__Work instructions__. Scan the data beneath this task and copy each line that includes "title".

__Dataset excerpts__.
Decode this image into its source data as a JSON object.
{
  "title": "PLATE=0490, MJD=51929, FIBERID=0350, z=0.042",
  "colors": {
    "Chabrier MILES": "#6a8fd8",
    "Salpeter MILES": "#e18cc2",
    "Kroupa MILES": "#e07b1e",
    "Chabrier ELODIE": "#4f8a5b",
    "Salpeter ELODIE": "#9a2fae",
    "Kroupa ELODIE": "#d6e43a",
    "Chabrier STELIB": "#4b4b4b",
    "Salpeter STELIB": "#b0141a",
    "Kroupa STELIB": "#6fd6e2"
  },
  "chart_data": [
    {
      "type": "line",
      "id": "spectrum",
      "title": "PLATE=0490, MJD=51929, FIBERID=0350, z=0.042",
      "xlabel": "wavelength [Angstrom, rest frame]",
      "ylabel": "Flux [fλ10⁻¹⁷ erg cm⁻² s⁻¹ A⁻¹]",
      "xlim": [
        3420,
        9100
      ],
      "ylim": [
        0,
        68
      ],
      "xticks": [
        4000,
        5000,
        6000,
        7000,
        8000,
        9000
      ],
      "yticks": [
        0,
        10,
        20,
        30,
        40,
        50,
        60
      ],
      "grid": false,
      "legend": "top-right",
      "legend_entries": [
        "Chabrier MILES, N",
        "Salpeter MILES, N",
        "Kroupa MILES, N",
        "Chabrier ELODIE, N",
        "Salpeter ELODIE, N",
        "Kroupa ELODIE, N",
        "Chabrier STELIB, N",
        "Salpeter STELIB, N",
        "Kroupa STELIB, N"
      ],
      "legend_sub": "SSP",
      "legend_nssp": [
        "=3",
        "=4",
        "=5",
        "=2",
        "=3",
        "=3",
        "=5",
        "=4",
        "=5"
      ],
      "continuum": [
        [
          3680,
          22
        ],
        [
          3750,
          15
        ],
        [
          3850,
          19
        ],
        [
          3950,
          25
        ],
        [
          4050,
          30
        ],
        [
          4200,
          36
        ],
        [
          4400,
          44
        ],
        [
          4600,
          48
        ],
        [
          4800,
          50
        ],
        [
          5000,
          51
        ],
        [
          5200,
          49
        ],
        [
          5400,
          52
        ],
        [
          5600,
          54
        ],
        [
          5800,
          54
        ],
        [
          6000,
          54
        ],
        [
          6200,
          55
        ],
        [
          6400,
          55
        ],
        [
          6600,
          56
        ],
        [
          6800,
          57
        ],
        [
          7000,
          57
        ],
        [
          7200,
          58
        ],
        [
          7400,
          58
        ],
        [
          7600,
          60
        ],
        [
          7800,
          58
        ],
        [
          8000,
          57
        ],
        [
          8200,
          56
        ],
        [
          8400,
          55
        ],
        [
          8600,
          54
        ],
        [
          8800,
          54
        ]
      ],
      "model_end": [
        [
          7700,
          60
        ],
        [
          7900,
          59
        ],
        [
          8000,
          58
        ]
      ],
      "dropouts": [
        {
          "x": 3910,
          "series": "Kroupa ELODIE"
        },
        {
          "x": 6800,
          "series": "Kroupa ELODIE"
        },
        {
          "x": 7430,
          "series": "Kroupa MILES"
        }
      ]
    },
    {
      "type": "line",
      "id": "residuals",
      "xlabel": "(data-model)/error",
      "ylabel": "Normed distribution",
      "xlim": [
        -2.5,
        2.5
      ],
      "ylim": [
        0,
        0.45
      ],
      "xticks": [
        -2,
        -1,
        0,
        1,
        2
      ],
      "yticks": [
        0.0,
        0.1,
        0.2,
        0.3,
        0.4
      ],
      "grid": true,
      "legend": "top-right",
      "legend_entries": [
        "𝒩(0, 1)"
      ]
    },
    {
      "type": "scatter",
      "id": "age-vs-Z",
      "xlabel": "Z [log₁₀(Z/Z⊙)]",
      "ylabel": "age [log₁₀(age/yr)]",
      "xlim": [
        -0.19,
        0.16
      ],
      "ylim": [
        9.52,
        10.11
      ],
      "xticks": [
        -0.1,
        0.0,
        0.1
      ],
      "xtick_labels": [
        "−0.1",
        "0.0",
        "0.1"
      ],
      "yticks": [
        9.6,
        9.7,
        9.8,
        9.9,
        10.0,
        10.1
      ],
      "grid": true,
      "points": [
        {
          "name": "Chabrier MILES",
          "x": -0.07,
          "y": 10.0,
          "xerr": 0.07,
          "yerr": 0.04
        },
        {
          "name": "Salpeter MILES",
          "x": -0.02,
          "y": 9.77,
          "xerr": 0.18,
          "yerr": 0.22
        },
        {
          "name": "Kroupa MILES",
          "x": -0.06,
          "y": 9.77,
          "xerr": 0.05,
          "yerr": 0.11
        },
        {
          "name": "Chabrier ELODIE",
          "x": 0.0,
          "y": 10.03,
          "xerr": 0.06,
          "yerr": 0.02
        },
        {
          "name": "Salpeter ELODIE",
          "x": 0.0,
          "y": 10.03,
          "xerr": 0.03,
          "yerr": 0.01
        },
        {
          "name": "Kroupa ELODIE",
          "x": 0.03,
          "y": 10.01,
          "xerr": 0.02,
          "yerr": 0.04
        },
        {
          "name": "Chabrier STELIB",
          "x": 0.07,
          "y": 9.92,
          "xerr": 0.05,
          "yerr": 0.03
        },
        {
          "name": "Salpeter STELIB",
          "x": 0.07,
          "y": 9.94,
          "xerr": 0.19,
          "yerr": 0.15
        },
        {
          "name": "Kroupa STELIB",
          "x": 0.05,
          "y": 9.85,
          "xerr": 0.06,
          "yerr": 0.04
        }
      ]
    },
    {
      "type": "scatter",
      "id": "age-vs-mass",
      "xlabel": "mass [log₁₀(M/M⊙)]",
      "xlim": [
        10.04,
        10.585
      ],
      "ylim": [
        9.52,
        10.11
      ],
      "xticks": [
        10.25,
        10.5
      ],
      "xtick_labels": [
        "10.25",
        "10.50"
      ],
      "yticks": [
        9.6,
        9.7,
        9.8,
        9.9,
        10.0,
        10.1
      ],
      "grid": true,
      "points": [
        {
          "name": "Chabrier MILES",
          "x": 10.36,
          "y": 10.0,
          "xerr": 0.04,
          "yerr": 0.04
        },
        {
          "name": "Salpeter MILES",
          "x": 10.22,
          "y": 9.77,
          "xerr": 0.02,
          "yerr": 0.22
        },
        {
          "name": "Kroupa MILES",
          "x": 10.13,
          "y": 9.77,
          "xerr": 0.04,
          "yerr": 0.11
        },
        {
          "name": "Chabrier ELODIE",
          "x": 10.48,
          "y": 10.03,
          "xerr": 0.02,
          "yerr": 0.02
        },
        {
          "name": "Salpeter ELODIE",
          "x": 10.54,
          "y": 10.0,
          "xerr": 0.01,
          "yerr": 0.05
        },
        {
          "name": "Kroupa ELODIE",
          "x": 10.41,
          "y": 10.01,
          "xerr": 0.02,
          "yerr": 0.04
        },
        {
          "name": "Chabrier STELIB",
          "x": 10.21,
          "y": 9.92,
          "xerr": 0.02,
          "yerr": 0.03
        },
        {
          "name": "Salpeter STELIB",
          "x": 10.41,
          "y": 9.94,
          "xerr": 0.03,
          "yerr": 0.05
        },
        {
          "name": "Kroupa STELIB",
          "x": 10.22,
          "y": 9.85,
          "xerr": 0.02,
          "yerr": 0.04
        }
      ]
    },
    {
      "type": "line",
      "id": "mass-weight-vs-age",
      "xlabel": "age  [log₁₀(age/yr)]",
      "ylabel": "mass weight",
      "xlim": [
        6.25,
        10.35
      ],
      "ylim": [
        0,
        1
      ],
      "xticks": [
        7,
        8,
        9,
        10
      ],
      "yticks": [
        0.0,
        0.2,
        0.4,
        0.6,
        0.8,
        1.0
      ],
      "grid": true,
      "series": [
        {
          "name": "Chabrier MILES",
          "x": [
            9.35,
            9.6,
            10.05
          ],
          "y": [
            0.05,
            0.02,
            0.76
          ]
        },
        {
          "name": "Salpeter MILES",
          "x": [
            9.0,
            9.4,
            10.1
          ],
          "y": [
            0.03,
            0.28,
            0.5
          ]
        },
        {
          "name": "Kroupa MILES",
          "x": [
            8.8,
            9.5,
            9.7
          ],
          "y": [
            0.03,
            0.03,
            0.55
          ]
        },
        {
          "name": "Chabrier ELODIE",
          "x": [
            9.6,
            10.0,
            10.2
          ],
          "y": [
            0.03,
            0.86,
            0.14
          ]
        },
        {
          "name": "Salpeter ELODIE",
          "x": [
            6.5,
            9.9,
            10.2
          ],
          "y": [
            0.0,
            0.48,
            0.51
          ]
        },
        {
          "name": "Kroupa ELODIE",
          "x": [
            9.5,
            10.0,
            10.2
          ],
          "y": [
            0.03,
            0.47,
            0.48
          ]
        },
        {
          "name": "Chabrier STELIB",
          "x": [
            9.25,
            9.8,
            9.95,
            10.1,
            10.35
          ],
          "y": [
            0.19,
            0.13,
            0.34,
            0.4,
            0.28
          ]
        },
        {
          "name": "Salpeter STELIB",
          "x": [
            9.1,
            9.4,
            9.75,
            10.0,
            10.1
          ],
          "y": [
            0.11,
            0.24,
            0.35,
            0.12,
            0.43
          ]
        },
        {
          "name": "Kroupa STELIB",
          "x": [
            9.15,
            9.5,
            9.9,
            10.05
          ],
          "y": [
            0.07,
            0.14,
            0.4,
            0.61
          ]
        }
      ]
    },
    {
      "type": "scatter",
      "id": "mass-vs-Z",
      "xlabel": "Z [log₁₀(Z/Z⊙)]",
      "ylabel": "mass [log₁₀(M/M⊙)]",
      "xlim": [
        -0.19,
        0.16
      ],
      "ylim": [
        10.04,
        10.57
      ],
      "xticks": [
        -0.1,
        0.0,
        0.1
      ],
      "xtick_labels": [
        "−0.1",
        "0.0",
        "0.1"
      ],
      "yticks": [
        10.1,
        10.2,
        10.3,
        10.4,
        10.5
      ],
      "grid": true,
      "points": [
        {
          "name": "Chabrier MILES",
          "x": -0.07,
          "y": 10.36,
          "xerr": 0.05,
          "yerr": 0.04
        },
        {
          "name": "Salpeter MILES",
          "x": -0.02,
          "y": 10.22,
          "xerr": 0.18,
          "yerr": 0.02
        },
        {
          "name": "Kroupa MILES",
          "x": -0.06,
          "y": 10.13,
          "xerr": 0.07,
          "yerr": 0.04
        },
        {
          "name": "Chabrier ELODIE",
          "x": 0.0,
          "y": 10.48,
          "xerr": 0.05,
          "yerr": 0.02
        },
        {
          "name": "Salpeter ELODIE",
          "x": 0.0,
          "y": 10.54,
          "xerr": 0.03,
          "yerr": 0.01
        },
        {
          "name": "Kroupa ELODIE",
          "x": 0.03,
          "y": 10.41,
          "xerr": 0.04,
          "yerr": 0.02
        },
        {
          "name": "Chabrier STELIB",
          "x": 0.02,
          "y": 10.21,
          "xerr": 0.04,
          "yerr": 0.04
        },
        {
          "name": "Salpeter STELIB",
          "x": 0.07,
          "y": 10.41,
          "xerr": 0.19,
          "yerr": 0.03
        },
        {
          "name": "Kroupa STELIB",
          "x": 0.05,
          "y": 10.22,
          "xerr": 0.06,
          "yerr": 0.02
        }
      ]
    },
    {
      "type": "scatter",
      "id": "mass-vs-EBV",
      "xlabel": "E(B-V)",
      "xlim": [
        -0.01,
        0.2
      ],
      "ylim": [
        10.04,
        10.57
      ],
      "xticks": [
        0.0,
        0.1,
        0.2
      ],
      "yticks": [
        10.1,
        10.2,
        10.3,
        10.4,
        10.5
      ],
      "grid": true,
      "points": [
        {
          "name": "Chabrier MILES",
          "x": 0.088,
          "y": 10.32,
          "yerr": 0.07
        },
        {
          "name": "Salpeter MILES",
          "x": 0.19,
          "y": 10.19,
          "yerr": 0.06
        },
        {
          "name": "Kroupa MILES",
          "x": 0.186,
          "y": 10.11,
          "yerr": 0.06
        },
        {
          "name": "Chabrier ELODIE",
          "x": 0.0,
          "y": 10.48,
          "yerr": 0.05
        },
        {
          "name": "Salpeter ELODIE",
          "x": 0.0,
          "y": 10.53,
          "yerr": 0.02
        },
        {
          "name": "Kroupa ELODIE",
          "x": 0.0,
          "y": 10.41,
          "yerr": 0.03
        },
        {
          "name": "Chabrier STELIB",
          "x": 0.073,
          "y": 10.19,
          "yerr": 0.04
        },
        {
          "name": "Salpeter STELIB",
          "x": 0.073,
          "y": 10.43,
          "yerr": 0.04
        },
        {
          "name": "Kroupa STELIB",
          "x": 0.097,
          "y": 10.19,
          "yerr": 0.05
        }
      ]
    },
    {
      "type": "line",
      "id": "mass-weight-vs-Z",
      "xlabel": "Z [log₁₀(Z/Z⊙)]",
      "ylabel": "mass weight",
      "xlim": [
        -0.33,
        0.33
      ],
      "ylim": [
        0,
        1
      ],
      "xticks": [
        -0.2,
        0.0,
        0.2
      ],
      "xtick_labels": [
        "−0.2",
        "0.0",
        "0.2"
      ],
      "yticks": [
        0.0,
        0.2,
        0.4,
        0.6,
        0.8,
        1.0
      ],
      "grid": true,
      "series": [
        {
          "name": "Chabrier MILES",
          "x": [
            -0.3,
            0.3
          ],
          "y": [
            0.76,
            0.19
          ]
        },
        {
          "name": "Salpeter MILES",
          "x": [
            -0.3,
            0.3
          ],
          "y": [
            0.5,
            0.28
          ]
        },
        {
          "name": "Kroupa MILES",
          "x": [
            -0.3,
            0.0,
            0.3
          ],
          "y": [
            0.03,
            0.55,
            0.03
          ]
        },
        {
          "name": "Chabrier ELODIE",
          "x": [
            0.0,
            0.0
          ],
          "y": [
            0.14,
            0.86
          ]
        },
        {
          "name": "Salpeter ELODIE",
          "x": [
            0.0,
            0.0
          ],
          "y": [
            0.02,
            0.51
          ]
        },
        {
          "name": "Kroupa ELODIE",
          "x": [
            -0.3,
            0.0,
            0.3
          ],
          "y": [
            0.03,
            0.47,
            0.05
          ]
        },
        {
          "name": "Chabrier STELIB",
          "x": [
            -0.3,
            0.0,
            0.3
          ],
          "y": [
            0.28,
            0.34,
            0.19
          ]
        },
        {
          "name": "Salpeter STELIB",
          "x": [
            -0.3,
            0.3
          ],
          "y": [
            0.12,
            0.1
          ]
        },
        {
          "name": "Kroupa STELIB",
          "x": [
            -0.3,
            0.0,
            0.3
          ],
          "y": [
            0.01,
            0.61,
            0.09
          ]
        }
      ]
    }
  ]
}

__Full output__.
  "title": "PLATE=0490, MJD=51929, FIBERID=0350, z=0.042",
      "title": "PLATE=0490, MJD=51929, FIBERID=0350, z=0.042",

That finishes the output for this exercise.